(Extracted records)
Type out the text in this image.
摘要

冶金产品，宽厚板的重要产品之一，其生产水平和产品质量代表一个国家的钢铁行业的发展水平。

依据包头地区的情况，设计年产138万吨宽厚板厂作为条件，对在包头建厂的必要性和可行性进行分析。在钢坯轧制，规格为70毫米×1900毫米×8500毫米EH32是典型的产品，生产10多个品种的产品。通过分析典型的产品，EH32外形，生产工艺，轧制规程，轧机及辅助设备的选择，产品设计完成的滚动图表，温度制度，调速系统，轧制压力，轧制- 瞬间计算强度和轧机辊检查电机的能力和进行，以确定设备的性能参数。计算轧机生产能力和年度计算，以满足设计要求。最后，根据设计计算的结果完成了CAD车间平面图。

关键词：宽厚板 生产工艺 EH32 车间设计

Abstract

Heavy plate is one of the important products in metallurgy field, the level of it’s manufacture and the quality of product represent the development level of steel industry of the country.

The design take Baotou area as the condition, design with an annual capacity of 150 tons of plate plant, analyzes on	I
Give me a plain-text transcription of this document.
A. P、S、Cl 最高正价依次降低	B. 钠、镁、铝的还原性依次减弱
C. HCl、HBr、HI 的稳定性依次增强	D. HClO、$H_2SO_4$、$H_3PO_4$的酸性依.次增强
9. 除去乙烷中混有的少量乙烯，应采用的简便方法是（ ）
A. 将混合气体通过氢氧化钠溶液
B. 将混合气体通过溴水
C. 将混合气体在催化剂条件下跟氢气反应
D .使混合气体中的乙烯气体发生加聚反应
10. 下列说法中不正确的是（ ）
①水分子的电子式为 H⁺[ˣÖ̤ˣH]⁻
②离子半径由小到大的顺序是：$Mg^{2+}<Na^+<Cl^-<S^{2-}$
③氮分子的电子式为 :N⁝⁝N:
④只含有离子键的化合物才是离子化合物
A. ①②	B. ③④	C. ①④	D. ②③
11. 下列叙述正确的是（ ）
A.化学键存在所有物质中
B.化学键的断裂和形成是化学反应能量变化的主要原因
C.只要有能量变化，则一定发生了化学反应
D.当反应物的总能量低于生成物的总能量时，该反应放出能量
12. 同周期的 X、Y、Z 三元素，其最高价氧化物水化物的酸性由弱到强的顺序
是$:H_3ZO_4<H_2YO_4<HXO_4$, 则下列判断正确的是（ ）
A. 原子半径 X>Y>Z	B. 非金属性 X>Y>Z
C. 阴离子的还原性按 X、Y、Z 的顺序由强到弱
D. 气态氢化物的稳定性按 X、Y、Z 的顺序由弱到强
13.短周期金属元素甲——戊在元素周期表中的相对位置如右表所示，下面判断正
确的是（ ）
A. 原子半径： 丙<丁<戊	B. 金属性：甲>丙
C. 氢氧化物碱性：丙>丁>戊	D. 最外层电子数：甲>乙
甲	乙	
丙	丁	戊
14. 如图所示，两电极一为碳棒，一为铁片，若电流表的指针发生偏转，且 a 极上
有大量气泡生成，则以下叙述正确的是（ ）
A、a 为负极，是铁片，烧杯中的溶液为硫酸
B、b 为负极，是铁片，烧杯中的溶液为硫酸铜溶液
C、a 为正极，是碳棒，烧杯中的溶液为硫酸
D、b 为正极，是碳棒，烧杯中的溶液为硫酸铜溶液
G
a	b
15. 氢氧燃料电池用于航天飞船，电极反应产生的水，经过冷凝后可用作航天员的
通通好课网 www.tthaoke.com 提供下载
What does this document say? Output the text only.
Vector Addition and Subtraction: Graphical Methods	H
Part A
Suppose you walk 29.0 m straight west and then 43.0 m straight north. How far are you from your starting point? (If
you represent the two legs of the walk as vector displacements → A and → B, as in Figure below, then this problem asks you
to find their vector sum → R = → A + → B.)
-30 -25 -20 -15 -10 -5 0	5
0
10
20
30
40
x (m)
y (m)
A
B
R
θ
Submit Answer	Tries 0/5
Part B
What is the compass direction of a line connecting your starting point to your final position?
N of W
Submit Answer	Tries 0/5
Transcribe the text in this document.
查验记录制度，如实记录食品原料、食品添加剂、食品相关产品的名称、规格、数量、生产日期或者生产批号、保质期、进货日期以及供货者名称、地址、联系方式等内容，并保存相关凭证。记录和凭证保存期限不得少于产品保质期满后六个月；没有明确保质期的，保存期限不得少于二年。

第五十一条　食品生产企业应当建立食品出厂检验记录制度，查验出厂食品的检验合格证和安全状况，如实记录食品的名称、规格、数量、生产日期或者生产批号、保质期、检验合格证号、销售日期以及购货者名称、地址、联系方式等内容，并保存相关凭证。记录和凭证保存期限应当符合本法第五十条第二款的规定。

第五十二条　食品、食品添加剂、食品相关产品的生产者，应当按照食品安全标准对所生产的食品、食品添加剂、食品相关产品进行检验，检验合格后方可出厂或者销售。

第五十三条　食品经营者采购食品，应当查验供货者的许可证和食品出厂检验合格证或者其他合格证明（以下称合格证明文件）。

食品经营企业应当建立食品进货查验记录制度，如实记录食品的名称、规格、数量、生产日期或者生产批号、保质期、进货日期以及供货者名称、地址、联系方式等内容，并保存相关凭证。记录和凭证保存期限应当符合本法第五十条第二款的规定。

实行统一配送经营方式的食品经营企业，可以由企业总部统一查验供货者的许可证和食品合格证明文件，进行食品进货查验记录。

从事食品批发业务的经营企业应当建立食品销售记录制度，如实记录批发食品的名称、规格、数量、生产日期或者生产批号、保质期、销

[THE TASK] Using the listing, collect all lines in which the string "plate" is found.

[THE SOLUTION]
Heavy plate is one of the important products in metallurgy field, the level of it’s manufacture and the quality of product represent the development level of steel industry of the country.
The design take Baotou area as the condition, design with an annual capacity of 150 tons of plate plant, analyzes on	I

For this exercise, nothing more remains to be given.